§ **What you are asked to do**
Reproduce the listing verbatim, from its first line through the line holding "- chevron-right-icon: [471, 427, 483, 447]", inclusive.

Records in a dataset:
━━━━━━
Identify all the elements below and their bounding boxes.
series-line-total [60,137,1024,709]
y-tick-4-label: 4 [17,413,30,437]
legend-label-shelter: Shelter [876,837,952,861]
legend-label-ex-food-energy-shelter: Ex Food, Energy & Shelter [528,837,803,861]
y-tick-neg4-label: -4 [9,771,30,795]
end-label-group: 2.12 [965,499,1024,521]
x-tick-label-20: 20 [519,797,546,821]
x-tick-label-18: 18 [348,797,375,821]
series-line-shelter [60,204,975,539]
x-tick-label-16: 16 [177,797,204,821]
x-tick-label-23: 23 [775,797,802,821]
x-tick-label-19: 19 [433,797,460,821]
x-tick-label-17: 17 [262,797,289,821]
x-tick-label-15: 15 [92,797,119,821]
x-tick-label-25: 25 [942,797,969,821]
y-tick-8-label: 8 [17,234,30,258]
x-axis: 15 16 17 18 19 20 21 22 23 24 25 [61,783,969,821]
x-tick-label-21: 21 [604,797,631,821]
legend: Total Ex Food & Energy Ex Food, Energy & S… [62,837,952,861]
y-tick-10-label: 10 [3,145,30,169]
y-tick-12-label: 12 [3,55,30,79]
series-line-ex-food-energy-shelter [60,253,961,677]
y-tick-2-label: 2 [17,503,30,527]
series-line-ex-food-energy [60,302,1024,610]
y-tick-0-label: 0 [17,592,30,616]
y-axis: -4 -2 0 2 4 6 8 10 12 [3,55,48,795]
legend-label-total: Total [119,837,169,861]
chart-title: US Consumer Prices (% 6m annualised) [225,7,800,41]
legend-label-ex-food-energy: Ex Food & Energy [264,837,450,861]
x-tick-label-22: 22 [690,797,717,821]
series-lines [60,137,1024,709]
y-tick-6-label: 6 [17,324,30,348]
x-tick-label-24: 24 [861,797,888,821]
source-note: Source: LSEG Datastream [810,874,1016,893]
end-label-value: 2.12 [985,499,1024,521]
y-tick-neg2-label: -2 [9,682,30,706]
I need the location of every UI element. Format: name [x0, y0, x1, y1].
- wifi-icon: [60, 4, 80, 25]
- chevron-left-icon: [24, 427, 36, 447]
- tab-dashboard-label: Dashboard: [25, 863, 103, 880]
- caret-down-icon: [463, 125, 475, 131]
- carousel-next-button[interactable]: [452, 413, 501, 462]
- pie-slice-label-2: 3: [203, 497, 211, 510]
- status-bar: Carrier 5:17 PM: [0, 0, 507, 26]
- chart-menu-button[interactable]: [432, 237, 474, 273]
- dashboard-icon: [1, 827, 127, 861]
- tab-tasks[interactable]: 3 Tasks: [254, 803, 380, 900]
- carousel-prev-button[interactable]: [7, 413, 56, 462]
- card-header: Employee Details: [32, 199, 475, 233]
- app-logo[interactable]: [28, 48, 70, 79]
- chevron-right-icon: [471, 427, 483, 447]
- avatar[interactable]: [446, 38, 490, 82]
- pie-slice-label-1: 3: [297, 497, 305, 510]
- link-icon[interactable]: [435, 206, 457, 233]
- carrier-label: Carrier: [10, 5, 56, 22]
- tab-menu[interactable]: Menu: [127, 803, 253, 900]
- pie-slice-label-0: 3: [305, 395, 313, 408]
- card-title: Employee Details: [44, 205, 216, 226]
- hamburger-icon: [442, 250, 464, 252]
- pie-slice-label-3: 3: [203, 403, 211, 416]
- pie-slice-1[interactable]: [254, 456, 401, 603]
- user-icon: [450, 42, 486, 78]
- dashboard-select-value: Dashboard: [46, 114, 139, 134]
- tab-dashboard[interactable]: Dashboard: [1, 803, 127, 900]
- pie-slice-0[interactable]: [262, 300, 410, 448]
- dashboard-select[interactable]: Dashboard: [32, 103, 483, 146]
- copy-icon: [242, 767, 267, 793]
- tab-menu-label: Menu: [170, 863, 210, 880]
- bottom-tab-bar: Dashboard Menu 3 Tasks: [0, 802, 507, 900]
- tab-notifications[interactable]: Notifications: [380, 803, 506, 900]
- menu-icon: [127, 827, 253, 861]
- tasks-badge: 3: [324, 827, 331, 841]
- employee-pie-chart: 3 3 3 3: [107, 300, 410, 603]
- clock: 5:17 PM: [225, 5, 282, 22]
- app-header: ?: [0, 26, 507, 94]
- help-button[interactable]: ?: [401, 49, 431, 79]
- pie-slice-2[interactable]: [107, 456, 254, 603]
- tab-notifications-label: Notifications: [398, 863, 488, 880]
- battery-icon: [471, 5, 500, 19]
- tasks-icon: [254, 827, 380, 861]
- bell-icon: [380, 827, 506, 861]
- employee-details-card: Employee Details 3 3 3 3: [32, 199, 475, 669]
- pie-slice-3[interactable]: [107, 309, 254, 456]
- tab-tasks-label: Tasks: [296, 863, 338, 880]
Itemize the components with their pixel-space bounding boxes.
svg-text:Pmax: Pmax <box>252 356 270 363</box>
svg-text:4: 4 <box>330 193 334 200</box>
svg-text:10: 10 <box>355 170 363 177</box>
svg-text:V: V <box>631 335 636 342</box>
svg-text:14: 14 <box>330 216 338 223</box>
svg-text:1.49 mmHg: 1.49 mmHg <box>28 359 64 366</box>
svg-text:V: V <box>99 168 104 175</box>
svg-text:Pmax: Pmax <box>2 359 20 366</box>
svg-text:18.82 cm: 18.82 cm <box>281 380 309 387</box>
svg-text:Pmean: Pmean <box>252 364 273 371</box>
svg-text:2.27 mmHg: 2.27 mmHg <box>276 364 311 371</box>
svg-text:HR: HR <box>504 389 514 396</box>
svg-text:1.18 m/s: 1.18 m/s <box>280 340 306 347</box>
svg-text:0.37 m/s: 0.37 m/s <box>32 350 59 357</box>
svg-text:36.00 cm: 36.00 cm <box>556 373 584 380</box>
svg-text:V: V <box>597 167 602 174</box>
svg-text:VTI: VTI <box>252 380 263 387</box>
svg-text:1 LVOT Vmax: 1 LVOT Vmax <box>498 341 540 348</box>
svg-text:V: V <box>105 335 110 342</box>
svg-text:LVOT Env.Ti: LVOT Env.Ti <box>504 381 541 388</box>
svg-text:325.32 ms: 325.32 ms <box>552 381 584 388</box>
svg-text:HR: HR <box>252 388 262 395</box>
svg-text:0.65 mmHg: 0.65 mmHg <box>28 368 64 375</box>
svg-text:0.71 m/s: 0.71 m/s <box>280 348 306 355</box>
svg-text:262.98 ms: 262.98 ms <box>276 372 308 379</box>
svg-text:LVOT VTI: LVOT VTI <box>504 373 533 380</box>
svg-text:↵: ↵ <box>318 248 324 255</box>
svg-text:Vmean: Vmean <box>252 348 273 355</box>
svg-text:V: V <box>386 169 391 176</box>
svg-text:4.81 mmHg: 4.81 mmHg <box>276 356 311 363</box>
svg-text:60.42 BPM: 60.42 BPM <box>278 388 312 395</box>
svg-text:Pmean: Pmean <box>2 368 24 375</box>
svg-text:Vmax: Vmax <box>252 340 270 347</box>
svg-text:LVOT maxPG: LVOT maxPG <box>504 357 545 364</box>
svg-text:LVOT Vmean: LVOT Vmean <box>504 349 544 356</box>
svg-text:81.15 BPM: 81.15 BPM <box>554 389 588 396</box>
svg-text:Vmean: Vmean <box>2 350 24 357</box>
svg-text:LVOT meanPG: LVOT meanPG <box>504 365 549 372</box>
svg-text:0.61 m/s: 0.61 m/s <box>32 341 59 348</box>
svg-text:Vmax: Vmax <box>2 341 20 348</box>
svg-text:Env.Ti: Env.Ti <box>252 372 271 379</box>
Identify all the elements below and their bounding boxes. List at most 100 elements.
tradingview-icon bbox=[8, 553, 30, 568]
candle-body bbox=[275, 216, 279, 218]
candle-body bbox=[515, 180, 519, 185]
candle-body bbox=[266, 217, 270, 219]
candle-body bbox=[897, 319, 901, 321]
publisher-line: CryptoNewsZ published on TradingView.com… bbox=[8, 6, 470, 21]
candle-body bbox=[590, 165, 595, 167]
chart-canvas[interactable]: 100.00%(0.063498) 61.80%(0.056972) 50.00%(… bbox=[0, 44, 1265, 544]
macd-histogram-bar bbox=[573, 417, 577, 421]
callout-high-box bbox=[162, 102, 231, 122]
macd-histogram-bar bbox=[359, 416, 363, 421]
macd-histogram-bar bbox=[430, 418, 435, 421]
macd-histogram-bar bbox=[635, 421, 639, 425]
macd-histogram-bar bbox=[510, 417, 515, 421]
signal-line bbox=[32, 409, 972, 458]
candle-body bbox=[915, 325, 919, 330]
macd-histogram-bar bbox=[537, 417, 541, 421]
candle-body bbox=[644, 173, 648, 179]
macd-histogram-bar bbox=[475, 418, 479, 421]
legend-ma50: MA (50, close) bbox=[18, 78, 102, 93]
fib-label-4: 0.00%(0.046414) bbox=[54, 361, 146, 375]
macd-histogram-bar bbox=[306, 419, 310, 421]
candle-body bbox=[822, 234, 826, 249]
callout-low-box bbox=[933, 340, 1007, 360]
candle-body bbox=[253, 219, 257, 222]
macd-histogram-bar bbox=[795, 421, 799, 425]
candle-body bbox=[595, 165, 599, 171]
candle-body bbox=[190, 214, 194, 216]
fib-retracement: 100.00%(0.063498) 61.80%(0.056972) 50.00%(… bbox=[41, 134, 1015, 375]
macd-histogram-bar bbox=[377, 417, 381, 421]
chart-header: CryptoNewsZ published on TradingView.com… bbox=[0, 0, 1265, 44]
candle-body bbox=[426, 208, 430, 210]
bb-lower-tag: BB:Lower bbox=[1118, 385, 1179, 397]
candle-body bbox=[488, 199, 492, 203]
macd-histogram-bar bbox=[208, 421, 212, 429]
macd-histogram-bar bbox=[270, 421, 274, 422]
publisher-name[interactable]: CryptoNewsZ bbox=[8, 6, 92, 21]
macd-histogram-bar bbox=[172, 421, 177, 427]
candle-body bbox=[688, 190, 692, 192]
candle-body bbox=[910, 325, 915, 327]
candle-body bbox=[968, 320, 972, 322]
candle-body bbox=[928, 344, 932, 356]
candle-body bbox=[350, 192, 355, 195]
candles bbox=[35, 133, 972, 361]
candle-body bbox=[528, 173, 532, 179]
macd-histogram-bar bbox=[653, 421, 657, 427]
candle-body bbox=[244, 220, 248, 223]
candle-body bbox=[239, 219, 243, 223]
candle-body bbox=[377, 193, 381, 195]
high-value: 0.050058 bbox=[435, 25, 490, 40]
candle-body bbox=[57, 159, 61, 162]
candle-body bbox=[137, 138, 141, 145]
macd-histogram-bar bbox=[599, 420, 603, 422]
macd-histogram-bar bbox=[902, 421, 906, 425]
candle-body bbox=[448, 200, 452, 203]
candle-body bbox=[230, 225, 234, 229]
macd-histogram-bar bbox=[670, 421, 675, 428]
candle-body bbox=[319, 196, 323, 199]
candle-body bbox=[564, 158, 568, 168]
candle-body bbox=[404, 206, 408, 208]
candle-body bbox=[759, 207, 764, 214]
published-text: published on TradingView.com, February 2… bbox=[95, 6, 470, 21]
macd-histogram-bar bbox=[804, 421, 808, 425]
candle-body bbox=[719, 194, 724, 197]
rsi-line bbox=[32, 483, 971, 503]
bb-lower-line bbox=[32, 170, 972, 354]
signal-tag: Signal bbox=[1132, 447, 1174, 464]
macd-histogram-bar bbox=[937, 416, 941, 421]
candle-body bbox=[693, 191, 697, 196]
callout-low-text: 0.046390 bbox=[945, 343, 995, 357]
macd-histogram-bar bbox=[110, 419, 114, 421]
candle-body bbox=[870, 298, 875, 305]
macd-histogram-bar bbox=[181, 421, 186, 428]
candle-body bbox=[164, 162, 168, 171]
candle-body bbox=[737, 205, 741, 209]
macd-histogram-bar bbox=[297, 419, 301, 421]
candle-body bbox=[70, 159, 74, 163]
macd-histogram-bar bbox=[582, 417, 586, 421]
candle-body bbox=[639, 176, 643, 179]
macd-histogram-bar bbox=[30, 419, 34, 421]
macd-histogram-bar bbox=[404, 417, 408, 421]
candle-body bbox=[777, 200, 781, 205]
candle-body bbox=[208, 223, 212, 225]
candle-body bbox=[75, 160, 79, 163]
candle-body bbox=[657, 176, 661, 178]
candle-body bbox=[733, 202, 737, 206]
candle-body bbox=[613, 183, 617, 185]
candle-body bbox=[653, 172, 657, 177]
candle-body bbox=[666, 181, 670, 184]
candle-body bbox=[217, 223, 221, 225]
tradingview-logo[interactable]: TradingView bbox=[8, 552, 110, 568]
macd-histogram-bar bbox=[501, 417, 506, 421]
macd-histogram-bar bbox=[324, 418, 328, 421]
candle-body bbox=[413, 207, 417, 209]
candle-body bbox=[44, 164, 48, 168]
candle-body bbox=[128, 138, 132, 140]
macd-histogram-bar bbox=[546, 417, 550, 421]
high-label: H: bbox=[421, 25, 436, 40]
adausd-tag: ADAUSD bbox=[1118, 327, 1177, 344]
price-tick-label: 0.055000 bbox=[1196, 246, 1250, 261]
━━━━━━
§ **Solution to the exercise**
Identify all the elements below and their bounding boxes.
series-line-total [60,137,1024,709]
y-tick-4-label: 4 [17,413,30,437]
legend-label-shelter: Shelter [876,837,952,861]
legend-label-ex-food-energy-shelter: Ex Food, Energy & Shelter [528,837,803,861]
y-tick-neg4-label: -4 [9,771,30,795]
end-label-group: 2.12 [965,499,1024,521]
x-tick-label-20: 20 [519,797,546,821]
x-tick-label-18: 18 [348,797,375,821]
series-line-shelter [60,204,975,539]
x-tick-label-16: 16 [177,797,204,821]
x-tick-label-23: 23 [775,797,802,821]
x-tick-label-19: 19 [433,797,460,821]
x-tick-label-17: 17 [262,797,289,821]
x-tick-label-15: 15 [92,797,119,821]
x-tick-label-25: 25 [942,797,969,821]
y-tick-8-label: 8 [17,234,30,258]
x-axis: 15 16 17 18 19 20 21 22 23 24 25 [61,783,969,821]
x-tick-label-21: 21 [604,797,631,821]
legend: Total Ex Food & Energy Ex Food, Energy & S… [62,837,952,861]
y-tick-10-label: 10 [3,145,30,169]
y-tick-12-label: 12 [3,55,30,79]
series-line-ex-food-energy-shelter [60,253,961,677]
y-tick-2-label: 2 [17,503,30,527]
series-line-ex-food-energy [60,302,1024,610]
y-tick-0-label: 0 [17,592,30,616]
y-axis: -4 -2 0 2 4 6 8 10 12 [3,55,48,795]
legend-label-total: Total [119,837,169,861]
chart-title: US Consumer Prices (% 6m annualised) [225,7,800,41]
legend-label-ex-food-energy: Ex Food & Energy [264,837,450,861]
x-tick-label-22: 22 [690,797,717,821]
series-lines [60,137,1024,709]
y-tick-6-label: 6 [17,324,30,348]
x-tick-label-24: 24 [861,797,888,821]
source-note: Source: LSEG Datastream [810,874,1016,893]
end-label-value: 2.12 [985,499,1024,521]
y-tick-neg2-label: -2 [9,682,30,706]
I need the location of every UI element. Format: name [x0, y0, x1, y1].
- wifi-icon: [60, 4, 80, 25]
- chevron-left-icon: [24, 427, 36, 447]
- tab-dashboard-label: Dashboard: [25, 863, 103, 880]
- caret-down-icon: [463, 125, 475, 131]
- carousel-next-button[interactable]: [452, 413, 501, 462]
- pie-slice-label-2: 3: [203, 497, 211, 510]
- status-bar: Carrier 5:17 PM: [0, 0, 507, 26]
- chart-menu-button[interactable]: [432, 237, 474, 273]
- dashboard-icon: [1, 827, 127, 861]
- tab-tasks[interactable]: 3 Tasks: [254, 803, 380, 900]
- carousel-prev-button[interactable]: [7, 413, 56, 462]
- card-header: Employee Details: [32, 199, 475, 233]
- app-logo[interactable]: [28, 48, 70, 79]
- chevron-right-icon: [471, 427, 483, 447]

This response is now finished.